### Exercise description
Turn every line of the listing below into a Markdown table with two columns, Row for the row number and Line for the line itself, and leave out any blank lines.

----

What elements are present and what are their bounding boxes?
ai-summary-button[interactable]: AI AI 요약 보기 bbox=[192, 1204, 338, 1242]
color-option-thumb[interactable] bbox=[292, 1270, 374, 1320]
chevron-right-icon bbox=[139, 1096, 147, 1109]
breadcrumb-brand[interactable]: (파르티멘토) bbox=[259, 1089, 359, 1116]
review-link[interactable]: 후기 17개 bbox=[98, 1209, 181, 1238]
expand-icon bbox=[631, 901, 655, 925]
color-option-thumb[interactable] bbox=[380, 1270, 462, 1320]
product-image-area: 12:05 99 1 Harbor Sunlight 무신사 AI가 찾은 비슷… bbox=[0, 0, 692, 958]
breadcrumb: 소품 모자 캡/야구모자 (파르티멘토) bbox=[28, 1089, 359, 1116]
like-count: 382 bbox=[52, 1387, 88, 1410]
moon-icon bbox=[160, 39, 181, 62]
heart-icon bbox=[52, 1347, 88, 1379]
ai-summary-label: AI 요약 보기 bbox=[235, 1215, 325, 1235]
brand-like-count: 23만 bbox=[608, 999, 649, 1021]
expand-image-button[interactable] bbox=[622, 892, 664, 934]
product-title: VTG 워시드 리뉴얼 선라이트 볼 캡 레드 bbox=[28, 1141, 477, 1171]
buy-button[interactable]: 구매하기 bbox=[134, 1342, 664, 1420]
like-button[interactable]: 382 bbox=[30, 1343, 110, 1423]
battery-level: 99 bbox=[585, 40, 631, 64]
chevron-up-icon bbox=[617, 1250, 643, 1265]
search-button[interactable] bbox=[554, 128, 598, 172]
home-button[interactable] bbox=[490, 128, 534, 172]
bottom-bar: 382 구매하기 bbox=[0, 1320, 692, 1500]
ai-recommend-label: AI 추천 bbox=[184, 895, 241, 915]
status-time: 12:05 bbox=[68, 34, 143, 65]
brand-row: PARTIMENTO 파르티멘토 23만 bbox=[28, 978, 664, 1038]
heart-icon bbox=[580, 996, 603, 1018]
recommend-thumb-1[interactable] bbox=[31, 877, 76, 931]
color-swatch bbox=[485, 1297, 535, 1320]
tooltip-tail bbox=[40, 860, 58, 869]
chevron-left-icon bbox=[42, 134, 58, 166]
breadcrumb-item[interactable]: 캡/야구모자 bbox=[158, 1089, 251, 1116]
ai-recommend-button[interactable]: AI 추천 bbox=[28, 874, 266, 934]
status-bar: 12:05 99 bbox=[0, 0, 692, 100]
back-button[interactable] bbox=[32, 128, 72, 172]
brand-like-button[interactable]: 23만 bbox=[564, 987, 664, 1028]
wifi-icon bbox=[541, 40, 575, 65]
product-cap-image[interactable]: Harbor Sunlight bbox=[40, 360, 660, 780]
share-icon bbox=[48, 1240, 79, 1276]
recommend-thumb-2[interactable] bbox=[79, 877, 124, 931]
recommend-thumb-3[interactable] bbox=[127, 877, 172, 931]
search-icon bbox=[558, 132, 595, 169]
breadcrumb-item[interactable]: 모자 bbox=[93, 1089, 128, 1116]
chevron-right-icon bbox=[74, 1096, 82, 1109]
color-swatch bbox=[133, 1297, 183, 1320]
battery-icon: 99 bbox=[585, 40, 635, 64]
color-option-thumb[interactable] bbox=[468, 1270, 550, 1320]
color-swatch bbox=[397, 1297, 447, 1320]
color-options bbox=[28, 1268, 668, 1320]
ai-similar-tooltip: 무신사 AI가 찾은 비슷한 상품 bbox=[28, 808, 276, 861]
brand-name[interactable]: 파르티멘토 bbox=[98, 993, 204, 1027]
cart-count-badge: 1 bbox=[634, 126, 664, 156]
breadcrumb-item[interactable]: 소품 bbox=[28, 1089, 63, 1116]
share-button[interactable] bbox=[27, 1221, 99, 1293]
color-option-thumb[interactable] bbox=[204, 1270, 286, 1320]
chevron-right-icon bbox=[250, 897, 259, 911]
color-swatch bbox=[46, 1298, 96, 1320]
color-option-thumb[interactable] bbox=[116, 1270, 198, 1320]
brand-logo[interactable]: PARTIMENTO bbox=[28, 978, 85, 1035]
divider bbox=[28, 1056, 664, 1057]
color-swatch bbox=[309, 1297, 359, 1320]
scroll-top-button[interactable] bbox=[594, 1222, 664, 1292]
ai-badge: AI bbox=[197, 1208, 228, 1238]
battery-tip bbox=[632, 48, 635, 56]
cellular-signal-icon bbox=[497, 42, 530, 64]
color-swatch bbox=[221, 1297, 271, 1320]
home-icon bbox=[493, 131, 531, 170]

----

### Exercise output
| Row | Line |
|---|---|
| 1 | What elements are present and what are their bounding boxes? |
| 2 | ai-summary-button[interactable]: AI AI 요약 보기 bbox=[192, 1204, 338, 1242] |
| 3 | color-option-thumb[interactable] bbox=[292, 1270, 374, 1320] |
| 4 | chevron-right-icon bbox=[139, 1096, 147, 1109] |
| 5 | breadcrumb-brand[interactable]: (파르티멘토) bbox=[259, 1089, 359, 1116] |
| 6 | review-link[interactable]: 후기 17개 bbox=[98, 1209, 181, 1238] |
| 7 | expand-icon bbox=[631, 901, 655, 925] |
| 8 | color-option-thumb[interactable] bbox=[380, 1270, 462, 1320] |
| 9 | product-image-area: 12:05 99 1 Harbor Sunlight 무신사 AI가 찾은 비슷… bbox=[0, 0, 692, 958] |
| 10 | breadcrumb: 소품 모자 캡/야구모자 (파르티멘토) bbox=[28, 1089, 359, 1116] |
| 11 | like-count: 382 bbox=[52, 1387, 88, 1410] |
| 12 | moon-icon bbox=[160, 39, 181, 62] |
| 13 | heart-icon bbox=[52, 1347, 88, 1379] |
| 14 | ai-summary-label: AI 요약 보기 bbox=[235, 1215, 325, 1235] |
| 15 | brand-like-count: 23만 bbox=[608, 999, 649, 1021] |
| 16 | expand-image-button[interactable] bbox=[622, 892, 664, 934] |
| 17 | product-title: VTG 워시드 리뉴얼 선라이트 볼 캡 레드 bbox=[28, 1141, 477, 1171] |
| 18 | buy-button[interactable]: 구매하기 bbox=[134, 1342, 664, 1420] |
| 19 | like-button[interactable]: 382 bbox=[30, 1343, 110, 1423] |
| 20 | battery-level: 99 bbox=[585, 40, 631, 64] |
| 21 | chevron-up-icon bbox=[617, 1250, 643, 1265] |
| 22 | search-button[interactable] bbox=[554, 128, 598, 172] |
| 23 | home-button[interactable] bbox=[490, 128, 534, 172] |
| 24 | bottom-bar: 382 구매하기 bbox=[0, 1320, 692, 1500] |
| 25 | ai-recommend-label: AI 추천 bbox=[184, 895, 241, 915] |
| 26 | status-time: 12:05 bbox=[68, 34, 143, 65] |
| 27 | brand-row: PARTIMENTO 파르티멘토 23만 bbox=[28, 978, 664, 1038] |
| 28 | heart-icon bbox=[580, 996, 603, 1018] |
| 29 | recommend-thumb-1[interactable] bbox=[31, 877, 76, 931] |
| 30 | color-swatch bbox=[485, 1297, 535, 1320] |
| 31 | tooltip-tail bbox=[40, 860, 58, 869] |
| 32 | chevron-left-icon bbox=[42, 134, 58, 166] |
| 33 | breadcrumb-item[interactable]: 캡/야구모자 bbox=[158, 1089, 251, 1116] |
| 34 | ai-recommend-button[interactable]: AI 추천 bbox=[28, 874, 266, 934] |
| 35 | status-bar: 12:05 99 bbox=[0, 0, 692, 100] |
| 36 | back-button[interactable] bbox=[32, 128, 72, 172] |
| 37 | brand-like-button[interactable]: 23만 bbox=[564, 987, 664, 1028] |
| 38 | wifi-icon bbox=[541, 40, 575, 65] |
| 39 | product-cap-image[interactable]: Harbor Sunlight bbox=[40, 360, 660, 780] |
| 40 | share-icon bbox=[48, 1240, 79, 1276] |
| 41 | recommend-thumb-2[interactable] bbox=[79, 877, 124, 931] |
| 42 | recommend-thumb-3[interactable] bbox=[127, 877, 172, 931] |
| 43 | search-icon bbox=[558, 132, 595, 169] |
| 44 | breadcrumb-item[interactable]: 모자 bbox=[93, 1089, 128, 1116] |
| 45 | chevron-right-icon bbox=[74, 1096, 82, 1109] |
| 46 | color-swatch bbox=[133, 1297, 183, 1320] |
| 47 | battery-icon: 99 bbox=[585, 40, 635, 64] |
| 48 | color-option-thumb[interactable] bbox=[468, 1270, 550, 1320] |
| 49 | color-swatch bbox=[397, 1297, 447, 1320] |
| 50 | color-options bbox=[28, 1268, 668, 1320] |
| 51 | ai-similar-tooltip: 무신사 AI가 찾은 비슷한 상품 bbox=[28, 808, 276, 861] |
| 52 | brand-name[interactable]: 파르티멘토 bbox=[98, 993, 204, 1027] |
| 53 | cart-count-badge: 1 bbox=[634, 126, 664, 156] |
| 54 | breadcrumb-item[interactable]: 소품 bbox=[28, 1089, 63, 1116] |
| 55 | share-button[interactable] bbox=[27, 1221, 99, 1293] |
| 56 | color-option-thumb[interactable] bbox=[204, 1270, 286, 1320] |
| 57 | chevron-right-icon bbox=[250, 897, 259, 911] |
| 58 | color-swatch bbox=[46, 1298, 96, 1320] |
| 59 | color-option-thumb[interactable] bbox=[116, 1270, 198, 1320] |
| 60 | brand-logo[interactable]: PARTIMENTO bbox=[28, 978, 85, 1035] |
| 61 | divider bbox=[28, 1056, 664, 1057] |
| 62 | color-swatch bbox=[309, 1297, 359, 1320] |
| 63 | scroll-top-button[interactable] bbox=[594, 1222, 664, 1292] |
| 64 | ai-badge: AI bbox=[197, 1208, 228, 1238] |
| 65 | battery-tip bbox=[632, 48, 635, 56] |
| 66 | cellular-signal-icon bbox=[497, 42, 530, 64] |
| 67 | color-swatch bbox=[221, 1297, 271, 1320] |
| 68 | home-icon bbox=[493, 131, 531, 170] |